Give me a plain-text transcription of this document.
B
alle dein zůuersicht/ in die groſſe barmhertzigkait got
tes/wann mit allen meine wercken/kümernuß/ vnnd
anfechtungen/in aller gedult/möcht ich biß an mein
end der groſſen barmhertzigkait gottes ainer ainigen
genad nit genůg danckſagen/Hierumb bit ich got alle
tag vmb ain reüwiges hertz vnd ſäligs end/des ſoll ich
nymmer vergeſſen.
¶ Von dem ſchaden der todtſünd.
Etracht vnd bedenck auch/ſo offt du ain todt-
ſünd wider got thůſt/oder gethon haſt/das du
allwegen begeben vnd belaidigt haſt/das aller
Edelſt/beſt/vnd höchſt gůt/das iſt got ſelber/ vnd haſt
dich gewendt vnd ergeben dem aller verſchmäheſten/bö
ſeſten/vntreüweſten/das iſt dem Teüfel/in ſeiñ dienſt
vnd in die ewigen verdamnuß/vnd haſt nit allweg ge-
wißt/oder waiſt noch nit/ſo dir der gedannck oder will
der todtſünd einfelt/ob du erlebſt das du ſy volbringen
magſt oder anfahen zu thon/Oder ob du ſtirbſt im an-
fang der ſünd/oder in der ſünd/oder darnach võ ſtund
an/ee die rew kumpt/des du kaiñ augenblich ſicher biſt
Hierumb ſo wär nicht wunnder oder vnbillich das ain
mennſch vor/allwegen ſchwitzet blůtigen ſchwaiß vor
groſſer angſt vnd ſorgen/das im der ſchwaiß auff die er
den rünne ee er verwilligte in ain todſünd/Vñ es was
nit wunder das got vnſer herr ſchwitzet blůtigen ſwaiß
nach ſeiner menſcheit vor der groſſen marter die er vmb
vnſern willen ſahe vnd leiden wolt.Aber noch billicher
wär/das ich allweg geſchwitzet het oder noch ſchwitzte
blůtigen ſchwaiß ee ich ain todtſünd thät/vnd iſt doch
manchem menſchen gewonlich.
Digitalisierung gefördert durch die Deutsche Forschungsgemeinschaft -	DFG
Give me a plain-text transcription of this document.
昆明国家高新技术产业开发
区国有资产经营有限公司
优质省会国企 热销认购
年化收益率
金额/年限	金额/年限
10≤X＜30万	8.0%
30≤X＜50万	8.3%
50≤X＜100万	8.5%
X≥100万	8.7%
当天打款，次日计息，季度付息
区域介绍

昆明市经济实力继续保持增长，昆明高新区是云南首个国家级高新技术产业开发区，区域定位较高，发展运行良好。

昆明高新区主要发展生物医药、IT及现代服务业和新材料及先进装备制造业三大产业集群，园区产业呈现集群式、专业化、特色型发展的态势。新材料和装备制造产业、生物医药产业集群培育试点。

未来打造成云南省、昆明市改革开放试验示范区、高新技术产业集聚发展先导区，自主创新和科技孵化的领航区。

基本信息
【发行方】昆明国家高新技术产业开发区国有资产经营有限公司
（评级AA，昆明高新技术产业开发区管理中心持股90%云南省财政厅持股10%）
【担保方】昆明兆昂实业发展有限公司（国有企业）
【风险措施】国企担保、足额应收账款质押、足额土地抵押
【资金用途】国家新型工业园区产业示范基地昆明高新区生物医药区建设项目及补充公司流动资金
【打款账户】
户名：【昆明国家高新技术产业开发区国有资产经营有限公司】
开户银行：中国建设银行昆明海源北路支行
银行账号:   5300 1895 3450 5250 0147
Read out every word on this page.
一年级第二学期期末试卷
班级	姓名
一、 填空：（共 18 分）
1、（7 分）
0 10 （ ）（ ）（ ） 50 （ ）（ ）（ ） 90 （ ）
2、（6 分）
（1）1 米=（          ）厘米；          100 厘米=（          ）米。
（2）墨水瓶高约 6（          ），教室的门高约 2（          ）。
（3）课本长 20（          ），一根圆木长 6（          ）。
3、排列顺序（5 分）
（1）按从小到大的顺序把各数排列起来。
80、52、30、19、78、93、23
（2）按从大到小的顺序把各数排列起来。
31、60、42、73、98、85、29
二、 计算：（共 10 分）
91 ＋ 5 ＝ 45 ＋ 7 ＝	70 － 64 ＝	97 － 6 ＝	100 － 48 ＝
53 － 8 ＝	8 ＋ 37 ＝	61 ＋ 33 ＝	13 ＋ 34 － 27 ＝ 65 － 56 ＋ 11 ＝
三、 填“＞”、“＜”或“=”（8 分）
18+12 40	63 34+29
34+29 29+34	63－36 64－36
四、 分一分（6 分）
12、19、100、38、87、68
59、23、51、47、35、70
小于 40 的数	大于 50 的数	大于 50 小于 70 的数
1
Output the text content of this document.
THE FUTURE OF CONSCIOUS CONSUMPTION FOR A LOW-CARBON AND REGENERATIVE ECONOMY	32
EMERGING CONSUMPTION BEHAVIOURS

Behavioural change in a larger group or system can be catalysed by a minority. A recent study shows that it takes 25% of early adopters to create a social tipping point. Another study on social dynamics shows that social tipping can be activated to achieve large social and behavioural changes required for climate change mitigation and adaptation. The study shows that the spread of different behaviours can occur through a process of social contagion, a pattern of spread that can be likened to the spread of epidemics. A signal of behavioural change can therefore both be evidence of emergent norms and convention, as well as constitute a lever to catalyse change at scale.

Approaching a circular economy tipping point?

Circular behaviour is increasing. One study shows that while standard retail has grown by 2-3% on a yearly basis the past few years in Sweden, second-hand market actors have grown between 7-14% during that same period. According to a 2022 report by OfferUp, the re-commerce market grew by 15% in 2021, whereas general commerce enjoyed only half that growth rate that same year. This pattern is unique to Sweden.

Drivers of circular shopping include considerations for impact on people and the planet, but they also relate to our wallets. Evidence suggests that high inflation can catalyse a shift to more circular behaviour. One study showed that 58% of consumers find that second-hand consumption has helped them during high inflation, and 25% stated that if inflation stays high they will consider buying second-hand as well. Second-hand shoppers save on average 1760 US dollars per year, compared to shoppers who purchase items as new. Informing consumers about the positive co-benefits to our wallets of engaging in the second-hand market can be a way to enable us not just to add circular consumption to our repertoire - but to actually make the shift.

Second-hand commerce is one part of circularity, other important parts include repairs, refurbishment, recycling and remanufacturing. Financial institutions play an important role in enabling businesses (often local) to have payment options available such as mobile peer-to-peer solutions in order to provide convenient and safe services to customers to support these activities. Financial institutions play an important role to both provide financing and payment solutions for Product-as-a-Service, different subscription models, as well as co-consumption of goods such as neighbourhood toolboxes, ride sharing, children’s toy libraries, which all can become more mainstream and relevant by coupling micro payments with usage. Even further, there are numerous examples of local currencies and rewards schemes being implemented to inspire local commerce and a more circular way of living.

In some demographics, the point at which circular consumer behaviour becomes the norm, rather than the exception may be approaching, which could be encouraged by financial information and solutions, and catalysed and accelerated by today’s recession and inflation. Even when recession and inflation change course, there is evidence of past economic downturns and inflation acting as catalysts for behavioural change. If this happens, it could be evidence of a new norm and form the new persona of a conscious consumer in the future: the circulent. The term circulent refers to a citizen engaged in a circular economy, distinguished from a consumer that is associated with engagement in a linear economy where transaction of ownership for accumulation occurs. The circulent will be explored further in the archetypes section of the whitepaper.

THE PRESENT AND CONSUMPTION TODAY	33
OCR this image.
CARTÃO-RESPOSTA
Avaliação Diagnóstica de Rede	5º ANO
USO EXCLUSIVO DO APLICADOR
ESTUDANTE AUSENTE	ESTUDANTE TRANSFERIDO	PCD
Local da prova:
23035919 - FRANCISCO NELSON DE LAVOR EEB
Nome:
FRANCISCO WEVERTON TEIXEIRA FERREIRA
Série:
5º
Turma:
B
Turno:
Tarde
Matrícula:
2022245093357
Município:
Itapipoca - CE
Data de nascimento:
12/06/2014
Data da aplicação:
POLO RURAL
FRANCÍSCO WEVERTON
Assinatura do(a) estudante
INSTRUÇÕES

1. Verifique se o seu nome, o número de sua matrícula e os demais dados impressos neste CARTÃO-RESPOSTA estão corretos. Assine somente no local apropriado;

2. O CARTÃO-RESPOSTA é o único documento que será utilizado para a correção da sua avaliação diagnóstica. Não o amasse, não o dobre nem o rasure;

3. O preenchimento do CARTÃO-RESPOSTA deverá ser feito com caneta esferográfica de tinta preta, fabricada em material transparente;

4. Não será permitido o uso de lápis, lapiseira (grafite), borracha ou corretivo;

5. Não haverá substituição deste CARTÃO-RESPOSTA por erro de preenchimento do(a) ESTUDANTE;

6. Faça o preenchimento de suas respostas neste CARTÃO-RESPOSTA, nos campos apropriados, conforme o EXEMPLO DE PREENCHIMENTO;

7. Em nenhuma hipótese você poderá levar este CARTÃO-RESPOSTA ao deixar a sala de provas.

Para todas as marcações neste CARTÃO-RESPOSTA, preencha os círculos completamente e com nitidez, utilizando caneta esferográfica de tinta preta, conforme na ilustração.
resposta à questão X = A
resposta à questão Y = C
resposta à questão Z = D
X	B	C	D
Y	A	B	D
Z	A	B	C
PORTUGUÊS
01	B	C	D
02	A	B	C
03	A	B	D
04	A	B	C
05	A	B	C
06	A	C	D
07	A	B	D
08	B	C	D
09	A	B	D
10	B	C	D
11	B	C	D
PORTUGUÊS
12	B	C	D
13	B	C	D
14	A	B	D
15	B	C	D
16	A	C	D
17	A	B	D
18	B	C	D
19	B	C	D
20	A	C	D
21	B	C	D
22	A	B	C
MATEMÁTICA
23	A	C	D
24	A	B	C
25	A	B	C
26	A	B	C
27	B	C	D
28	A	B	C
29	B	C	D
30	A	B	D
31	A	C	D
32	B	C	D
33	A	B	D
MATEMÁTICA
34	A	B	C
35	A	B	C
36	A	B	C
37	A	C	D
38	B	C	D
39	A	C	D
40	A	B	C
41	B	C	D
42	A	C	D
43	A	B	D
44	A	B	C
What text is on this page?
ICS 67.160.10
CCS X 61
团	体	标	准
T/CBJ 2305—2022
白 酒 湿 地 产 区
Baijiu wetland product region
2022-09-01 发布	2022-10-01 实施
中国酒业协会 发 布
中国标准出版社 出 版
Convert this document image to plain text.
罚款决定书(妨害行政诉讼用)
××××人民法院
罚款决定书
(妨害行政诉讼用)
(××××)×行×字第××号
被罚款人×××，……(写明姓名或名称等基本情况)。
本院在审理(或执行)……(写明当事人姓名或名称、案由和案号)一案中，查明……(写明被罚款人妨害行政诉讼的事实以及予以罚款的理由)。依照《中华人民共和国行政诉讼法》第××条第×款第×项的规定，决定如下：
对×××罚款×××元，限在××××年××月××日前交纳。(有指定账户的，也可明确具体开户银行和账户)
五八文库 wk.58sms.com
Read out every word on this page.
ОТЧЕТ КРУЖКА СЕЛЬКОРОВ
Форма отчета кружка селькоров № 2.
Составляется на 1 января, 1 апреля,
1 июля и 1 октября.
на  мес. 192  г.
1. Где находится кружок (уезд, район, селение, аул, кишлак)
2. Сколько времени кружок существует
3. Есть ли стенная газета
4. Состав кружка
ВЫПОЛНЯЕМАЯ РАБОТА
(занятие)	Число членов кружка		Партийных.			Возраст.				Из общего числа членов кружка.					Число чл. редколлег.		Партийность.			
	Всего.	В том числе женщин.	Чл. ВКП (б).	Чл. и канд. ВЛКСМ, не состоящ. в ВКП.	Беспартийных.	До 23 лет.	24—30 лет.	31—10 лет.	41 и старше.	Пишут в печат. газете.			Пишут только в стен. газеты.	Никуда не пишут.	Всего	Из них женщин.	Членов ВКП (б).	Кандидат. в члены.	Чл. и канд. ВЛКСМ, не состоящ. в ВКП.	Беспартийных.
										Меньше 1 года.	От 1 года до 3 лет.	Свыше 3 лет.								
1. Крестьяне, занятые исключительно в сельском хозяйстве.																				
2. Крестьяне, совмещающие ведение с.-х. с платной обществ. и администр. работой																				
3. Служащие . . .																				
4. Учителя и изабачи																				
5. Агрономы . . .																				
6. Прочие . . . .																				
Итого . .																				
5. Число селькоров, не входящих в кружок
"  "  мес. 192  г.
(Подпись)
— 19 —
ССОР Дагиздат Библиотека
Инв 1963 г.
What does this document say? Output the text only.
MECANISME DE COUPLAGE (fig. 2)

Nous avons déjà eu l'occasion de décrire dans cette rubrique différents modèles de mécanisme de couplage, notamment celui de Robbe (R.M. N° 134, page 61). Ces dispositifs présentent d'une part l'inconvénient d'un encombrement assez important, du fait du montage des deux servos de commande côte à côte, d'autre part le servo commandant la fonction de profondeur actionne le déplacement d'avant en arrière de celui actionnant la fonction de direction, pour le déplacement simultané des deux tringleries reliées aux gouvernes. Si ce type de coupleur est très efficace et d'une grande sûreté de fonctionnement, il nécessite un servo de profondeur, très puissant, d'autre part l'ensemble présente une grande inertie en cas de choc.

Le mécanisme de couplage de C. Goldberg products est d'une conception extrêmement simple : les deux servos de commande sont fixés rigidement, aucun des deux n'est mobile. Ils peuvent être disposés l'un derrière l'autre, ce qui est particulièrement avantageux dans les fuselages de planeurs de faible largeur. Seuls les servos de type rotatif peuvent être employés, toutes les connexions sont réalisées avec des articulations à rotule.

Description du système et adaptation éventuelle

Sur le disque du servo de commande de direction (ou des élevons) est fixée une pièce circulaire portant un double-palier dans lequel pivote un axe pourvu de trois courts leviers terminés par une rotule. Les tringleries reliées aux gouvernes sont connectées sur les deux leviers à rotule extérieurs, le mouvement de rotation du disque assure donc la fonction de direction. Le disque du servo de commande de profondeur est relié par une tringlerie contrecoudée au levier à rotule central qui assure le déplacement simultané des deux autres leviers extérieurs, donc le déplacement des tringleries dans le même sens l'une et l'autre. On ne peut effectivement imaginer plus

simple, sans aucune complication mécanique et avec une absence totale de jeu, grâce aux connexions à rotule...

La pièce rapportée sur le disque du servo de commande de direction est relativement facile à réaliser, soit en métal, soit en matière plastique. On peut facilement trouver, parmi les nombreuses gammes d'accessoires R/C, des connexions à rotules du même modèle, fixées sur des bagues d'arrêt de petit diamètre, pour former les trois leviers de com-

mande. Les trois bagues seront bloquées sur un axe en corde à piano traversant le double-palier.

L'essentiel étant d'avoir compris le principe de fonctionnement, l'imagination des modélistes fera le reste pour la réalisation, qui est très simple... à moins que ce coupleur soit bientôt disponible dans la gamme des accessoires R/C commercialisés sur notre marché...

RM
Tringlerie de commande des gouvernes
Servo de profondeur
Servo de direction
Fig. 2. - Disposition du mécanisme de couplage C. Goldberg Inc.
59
::::::
_Aim:_
Among the entries above, how many lines include the word "bagues"? Give the number with no comment.

_Full answer:_
2